§ **Source records**
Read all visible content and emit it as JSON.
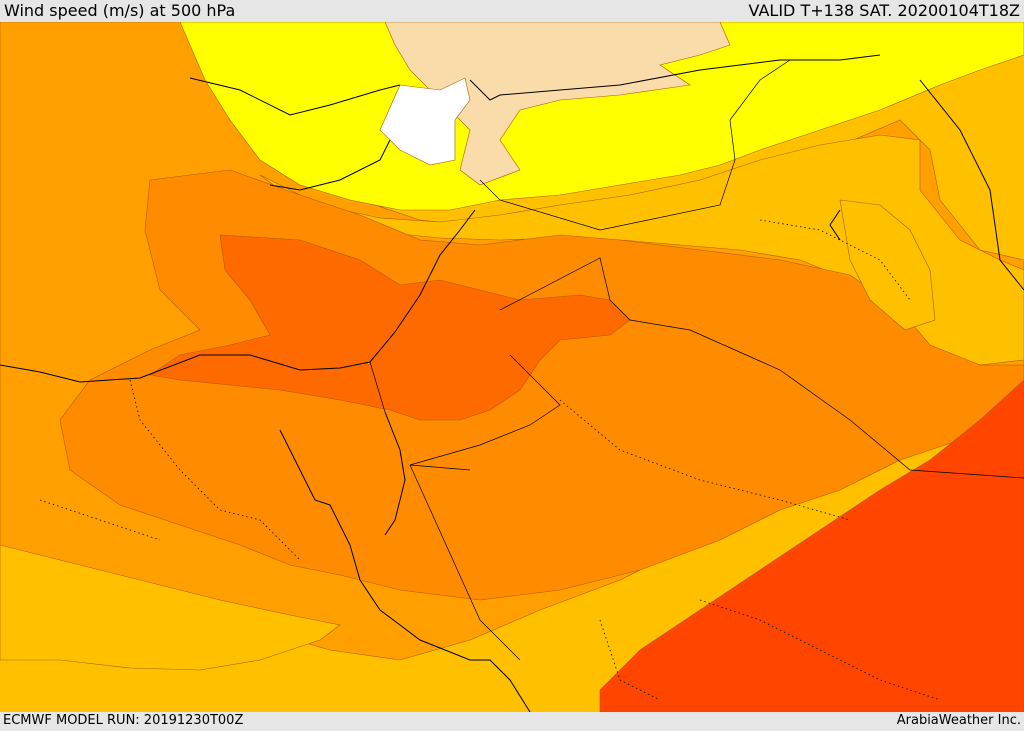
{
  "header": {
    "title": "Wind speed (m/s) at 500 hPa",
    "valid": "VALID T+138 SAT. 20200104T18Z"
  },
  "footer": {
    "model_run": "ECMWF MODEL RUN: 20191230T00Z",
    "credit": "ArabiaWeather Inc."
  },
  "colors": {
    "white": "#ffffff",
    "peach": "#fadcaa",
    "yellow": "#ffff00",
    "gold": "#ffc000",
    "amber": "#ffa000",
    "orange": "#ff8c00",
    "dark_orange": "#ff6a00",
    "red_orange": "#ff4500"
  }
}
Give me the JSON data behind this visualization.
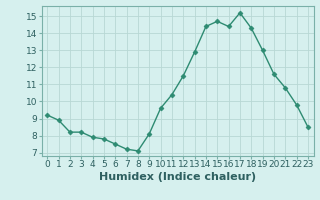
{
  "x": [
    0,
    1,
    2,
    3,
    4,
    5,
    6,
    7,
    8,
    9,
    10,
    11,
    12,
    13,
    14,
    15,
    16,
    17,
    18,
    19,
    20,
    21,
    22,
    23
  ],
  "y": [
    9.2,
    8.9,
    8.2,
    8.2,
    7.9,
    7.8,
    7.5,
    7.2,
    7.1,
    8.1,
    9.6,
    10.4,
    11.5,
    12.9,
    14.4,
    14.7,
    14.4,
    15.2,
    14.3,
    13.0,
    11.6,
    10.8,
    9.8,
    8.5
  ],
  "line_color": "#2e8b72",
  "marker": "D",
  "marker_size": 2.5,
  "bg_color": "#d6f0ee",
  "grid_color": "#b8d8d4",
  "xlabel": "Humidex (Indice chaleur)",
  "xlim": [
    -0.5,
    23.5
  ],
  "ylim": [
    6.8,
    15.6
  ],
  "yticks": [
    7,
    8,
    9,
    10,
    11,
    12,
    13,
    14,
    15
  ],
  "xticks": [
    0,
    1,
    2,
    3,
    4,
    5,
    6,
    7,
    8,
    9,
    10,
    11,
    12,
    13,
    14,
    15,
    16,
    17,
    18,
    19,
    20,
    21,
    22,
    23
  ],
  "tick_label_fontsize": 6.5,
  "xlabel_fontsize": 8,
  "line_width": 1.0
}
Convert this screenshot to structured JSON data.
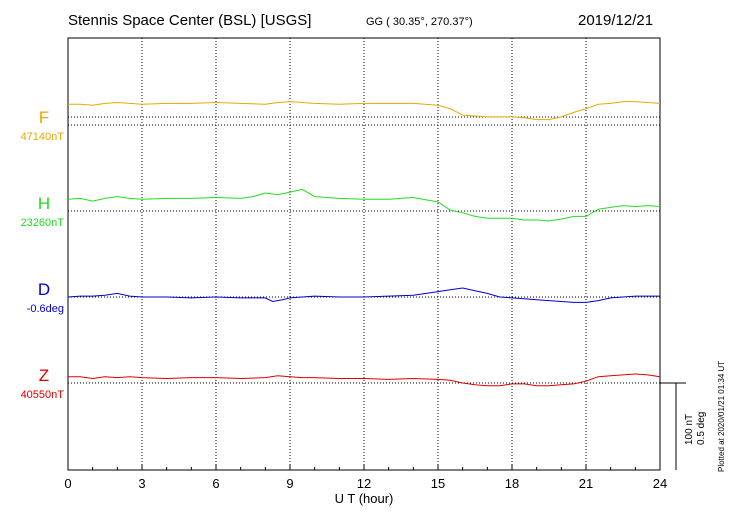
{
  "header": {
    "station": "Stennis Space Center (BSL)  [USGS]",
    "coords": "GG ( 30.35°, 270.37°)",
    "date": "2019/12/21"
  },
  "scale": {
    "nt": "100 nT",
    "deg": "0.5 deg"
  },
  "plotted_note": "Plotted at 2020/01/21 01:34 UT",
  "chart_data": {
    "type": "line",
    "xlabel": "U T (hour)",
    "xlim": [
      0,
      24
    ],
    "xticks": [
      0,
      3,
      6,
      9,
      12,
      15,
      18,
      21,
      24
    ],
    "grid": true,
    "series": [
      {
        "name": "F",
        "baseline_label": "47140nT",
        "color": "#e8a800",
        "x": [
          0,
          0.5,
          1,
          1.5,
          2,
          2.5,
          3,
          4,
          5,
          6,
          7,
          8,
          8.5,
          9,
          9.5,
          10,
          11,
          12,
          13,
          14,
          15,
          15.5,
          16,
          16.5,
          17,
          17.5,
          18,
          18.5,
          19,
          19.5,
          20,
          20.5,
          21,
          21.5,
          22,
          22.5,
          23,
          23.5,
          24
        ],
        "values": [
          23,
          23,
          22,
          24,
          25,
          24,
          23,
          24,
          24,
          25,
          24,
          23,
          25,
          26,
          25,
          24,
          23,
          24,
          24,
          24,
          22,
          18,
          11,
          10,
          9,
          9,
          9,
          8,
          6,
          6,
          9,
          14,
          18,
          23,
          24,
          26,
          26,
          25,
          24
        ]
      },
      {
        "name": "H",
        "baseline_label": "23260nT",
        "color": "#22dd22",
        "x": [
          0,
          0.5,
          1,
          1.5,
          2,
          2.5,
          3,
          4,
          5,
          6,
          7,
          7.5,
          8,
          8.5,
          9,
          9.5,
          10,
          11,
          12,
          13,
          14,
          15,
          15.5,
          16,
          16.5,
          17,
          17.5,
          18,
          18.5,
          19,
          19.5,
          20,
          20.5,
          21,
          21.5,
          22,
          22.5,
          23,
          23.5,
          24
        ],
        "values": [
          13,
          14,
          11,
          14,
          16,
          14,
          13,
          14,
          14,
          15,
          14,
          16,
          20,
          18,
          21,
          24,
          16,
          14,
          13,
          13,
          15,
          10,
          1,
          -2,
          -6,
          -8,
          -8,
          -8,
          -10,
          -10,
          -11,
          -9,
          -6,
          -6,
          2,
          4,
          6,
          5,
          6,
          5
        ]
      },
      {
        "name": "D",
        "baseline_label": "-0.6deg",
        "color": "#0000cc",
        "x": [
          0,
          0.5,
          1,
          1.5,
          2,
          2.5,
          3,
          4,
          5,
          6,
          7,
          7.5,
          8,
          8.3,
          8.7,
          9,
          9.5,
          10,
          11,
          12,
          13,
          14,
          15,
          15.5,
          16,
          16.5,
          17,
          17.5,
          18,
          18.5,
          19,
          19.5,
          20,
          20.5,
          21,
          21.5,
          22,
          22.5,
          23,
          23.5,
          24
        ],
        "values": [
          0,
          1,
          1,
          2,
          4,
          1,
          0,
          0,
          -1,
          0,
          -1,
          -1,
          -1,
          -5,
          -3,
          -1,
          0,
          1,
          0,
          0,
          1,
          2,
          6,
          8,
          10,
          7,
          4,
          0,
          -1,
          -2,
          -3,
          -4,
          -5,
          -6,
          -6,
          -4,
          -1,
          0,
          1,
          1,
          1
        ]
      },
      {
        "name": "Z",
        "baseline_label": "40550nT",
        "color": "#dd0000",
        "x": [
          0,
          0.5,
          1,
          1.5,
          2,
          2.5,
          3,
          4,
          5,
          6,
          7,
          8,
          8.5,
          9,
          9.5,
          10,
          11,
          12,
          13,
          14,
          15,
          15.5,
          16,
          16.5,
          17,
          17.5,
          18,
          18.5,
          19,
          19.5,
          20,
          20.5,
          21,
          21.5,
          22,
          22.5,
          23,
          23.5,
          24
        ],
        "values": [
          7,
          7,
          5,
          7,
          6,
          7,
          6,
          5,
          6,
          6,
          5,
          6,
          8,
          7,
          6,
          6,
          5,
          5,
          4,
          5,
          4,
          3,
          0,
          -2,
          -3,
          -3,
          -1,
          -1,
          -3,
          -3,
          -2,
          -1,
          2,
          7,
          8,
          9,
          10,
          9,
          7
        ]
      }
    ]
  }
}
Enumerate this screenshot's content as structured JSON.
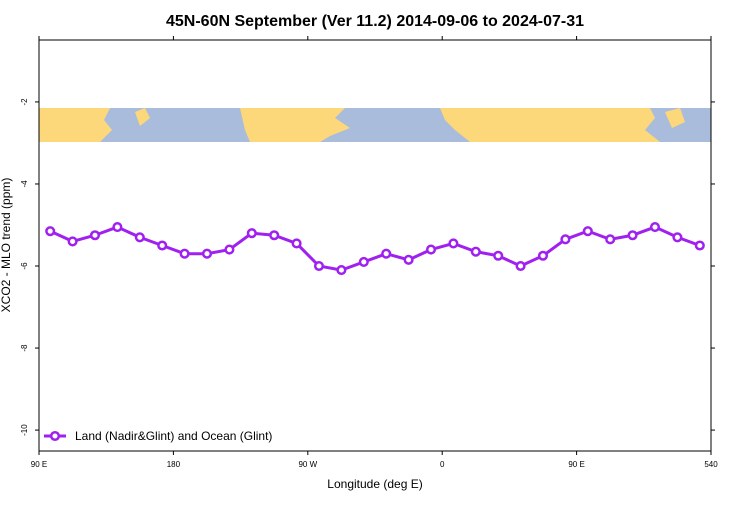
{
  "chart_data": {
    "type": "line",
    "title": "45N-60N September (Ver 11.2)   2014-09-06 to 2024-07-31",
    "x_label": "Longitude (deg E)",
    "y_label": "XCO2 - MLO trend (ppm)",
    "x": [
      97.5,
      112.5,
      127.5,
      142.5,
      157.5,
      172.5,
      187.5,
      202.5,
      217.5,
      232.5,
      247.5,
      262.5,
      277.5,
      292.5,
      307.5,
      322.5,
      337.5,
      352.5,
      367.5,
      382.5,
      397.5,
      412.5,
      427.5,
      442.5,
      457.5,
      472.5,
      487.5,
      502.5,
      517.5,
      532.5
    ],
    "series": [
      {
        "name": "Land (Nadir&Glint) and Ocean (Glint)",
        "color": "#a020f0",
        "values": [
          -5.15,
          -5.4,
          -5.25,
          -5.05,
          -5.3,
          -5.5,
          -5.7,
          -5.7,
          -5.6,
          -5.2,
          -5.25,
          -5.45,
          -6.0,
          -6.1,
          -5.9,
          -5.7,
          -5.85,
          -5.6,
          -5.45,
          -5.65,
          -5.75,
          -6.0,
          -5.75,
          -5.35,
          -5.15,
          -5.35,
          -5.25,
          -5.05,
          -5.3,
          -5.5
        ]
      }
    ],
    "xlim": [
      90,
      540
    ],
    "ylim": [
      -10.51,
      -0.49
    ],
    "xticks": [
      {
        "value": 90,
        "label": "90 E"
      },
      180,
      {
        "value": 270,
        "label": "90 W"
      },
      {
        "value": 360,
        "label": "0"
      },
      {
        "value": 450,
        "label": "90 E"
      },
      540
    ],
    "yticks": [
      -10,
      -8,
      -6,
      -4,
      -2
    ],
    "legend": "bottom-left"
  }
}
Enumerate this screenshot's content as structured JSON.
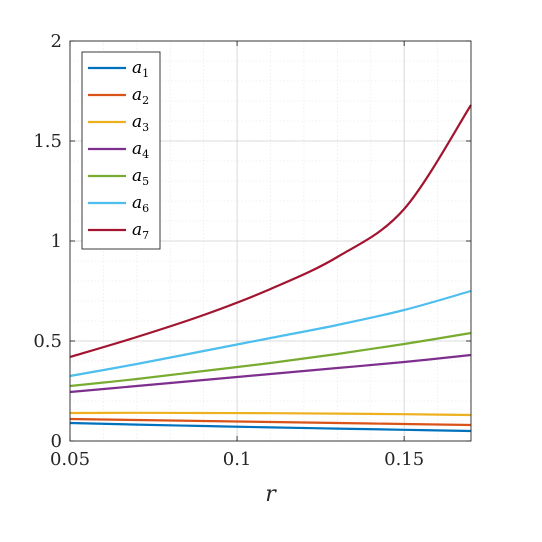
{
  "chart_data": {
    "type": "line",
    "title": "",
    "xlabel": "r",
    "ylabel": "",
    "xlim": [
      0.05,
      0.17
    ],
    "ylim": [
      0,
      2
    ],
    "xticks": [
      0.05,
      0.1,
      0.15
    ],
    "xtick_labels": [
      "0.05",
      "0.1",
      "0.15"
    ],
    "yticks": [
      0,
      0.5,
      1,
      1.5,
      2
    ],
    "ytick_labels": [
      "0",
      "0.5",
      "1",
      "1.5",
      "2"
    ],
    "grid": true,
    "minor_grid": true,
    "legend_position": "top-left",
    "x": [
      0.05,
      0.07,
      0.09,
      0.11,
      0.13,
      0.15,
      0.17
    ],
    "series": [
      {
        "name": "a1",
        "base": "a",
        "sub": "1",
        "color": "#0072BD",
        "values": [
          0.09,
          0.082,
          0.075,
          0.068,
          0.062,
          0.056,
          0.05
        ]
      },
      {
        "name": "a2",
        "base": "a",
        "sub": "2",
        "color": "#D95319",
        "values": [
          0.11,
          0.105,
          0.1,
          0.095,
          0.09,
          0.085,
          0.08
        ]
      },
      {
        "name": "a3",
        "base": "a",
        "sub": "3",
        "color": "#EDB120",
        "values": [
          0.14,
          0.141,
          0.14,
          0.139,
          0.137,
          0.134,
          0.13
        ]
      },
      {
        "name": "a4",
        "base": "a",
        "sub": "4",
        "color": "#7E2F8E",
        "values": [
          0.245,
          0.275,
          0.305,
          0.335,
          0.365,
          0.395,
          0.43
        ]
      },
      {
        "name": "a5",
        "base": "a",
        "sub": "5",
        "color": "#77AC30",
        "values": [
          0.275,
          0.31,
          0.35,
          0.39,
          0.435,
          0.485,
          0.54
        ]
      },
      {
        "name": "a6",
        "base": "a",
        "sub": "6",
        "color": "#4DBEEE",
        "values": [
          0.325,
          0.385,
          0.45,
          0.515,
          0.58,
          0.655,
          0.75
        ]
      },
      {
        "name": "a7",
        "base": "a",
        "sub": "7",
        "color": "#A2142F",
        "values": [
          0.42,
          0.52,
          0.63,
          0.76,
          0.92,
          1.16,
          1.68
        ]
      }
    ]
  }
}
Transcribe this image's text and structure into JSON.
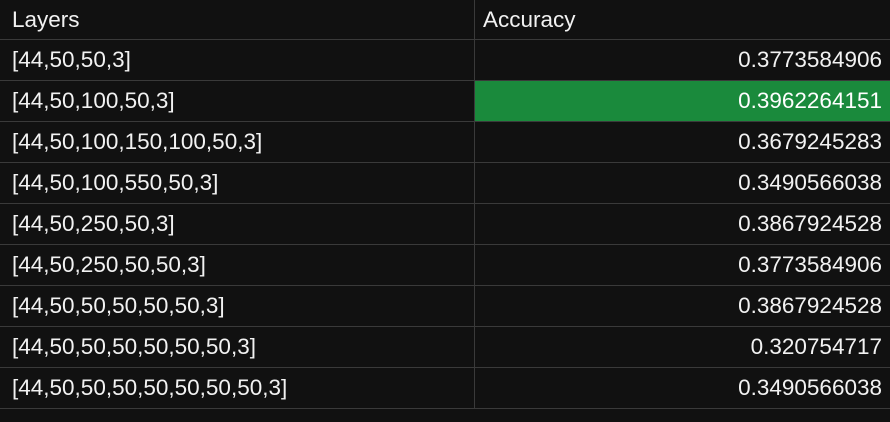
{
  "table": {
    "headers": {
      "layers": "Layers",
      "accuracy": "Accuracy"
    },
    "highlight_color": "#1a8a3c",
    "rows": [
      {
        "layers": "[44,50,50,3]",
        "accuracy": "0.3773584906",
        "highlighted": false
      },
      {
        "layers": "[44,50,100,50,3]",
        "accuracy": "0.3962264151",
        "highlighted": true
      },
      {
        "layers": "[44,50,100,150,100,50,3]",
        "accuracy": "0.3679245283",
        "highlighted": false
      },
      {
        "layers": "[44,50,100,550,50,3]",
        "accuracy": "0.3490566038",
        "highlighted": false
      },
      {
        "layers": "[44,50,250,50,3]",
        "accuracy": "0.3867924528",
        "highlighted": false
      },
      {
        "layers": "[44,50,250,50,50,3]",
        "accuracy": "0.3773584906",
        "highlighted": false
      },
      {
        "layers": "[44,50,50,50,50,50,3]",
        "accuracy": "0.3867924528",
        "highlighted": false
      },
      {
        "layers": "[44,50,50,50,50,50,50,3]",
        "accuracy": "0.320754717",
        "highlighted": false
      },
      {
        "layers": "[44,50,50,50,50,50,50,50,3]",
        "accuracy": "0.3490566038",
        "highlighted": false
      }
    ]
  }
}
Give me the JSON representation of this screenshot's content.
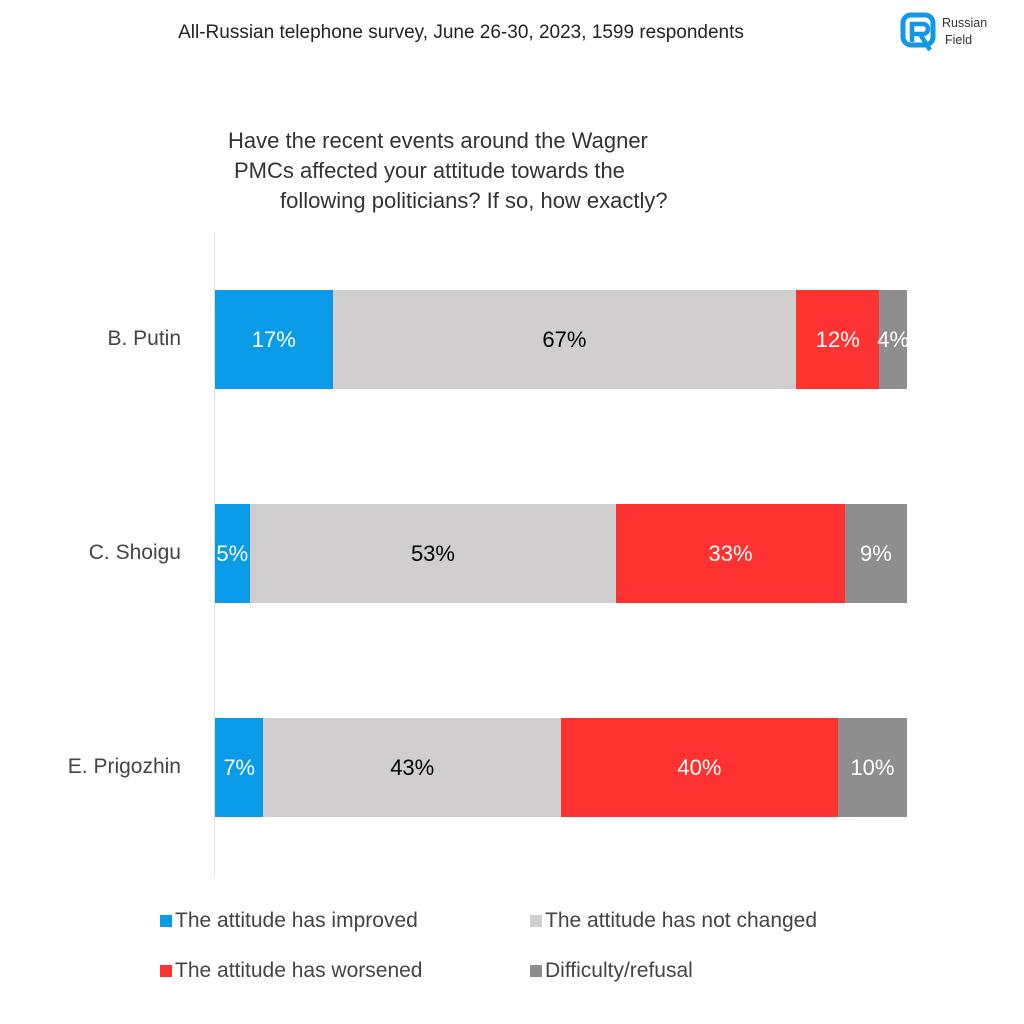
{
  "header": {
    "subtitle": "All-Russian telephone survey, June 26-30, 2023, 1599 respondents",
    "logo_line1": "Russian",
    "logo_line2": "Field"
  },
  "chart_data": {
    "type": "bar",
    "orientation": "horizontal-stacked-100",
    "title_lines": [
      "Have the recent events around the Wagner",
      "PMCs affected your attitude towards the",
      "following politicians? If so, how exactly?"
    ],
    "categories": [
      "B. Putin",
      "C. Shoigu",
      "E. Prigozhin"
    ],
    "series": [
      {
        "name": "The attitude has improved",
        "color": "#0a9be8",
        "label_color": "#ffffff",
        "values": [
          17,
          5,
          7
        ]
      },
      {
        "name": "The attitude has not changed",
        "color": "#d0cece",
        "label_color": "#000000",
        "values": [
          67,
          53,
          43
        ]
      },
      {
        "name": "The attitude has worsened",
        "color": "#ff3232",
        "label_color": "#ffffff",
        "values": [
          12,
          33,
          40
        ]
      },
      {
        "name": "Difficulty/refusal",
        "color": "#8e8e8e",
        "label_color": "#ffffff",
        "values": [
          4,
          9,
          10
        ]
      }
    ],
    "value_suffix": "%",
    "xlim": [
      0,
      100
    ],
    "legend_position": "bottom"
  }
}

§ **Stated goal**
List the lines of the material in which the word "screenshot" occurs.

§ **Response to the task**
Convert this screenshot to structured JSON data.
Enumerate this screenshot's content as structured JSON.
Enumerate this screenshot's content as structured JSON.
Give me the JSON representation of this screenshot's content.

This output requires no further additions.